Would you copy out the whole listing exactly as given?

** Stored records **
┄┄┄┄┄┄
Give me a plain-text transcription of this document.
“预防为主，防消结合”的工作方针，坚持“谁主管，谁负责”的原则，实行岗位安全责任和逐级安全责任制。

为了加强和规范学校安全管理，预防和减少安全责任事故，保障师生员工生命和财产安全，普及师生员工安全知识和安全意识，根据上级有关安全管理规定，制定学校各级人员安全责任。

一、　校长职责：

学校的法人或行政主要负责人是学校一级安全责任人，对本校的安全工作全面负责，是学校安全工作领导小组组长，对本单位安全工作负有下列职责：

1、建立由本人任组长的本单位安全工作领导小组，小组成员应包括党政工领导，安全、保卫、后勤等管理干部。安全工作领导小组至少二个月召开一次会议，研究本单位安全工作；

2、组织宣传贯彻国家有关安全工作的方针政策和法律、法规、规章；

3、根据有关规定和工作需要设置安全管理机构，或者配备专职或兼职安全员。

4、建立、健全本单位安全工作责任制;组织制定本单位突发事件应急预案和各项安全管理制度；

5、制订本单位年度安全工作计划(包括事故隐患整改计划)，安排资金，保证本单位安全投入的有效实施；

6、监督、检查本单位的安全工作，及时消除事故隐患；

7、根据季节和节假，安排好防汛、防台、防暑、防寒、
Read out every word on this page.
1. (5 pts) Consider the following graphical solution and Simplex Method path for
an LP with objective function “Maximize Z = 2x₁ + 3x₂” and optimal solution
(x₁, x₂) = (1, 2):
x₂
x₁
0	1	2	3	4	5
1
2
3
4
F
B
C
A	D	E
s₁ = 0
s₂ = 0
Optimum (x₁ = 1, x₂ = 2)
┄┄┄┄┄┄
** Solution to this problem **
Give me a plain-text transcription of this document.
“预防为主，防消结合”的工作方针，坚持“谁主管，谁负责”的原则，实行岗位安全责任和逐级安全责任制。

为了加强和规范学校安全管理，预防和减少安全责任事故，保障师生员工生命和财产安全，普及师生员工安全知识和安全意识，根据上级有关安全管理规定，制定学校各级人员安全责任。

一、　校长职责：

学校的法人或行政主要负责人是学校一级安全责任人，对本校的安全工作全面负责，是学校安全工作领导小组组长，对本单位安全工作负有下列职责：

1、建立由本人任组长的本单位安全工作领导小组，小组成员应包括党政工领导，安全、保卫、后勤等管理干部。安全工作领导小组至少二个月召开一次会议，研究本单位安全工作；

2、组织宣传贯彻国家有关安全工作的方针政策和法律、法规、规章；

3、根据有关规定和工作需要设置安全管理机构，或者配备专职或兼职安全员。

4、建立、健全本单位安全工作责任制;组织制定本单位突发事件应急预案和各项安全管理制度；

5、制订本单位年度安全工作计划(包括事故隐患整改计划)，安排资金，保证本单位安全投入的有效实施；

6、监督、检查本单位的安全工作，及时消除事故隐患；

7、根据季节和节假，安排好防汛、防台、防暑、防寒、
Read out every word on this page.
1. (5 pts) Consider the following graphical solution and Simplex Method path for
an LP with objective function “Maximize Z = 2x₁ + 3x₂” and optimal solution
(x₁, x₂) = (1, 2):
x₂
x₁
0	1	2	3	4	5
1
2
3
4
F
B
C
A	D	E
s₁ = 0
s₂ = 0
Optimum (x₁ = 1, x₂ = 2)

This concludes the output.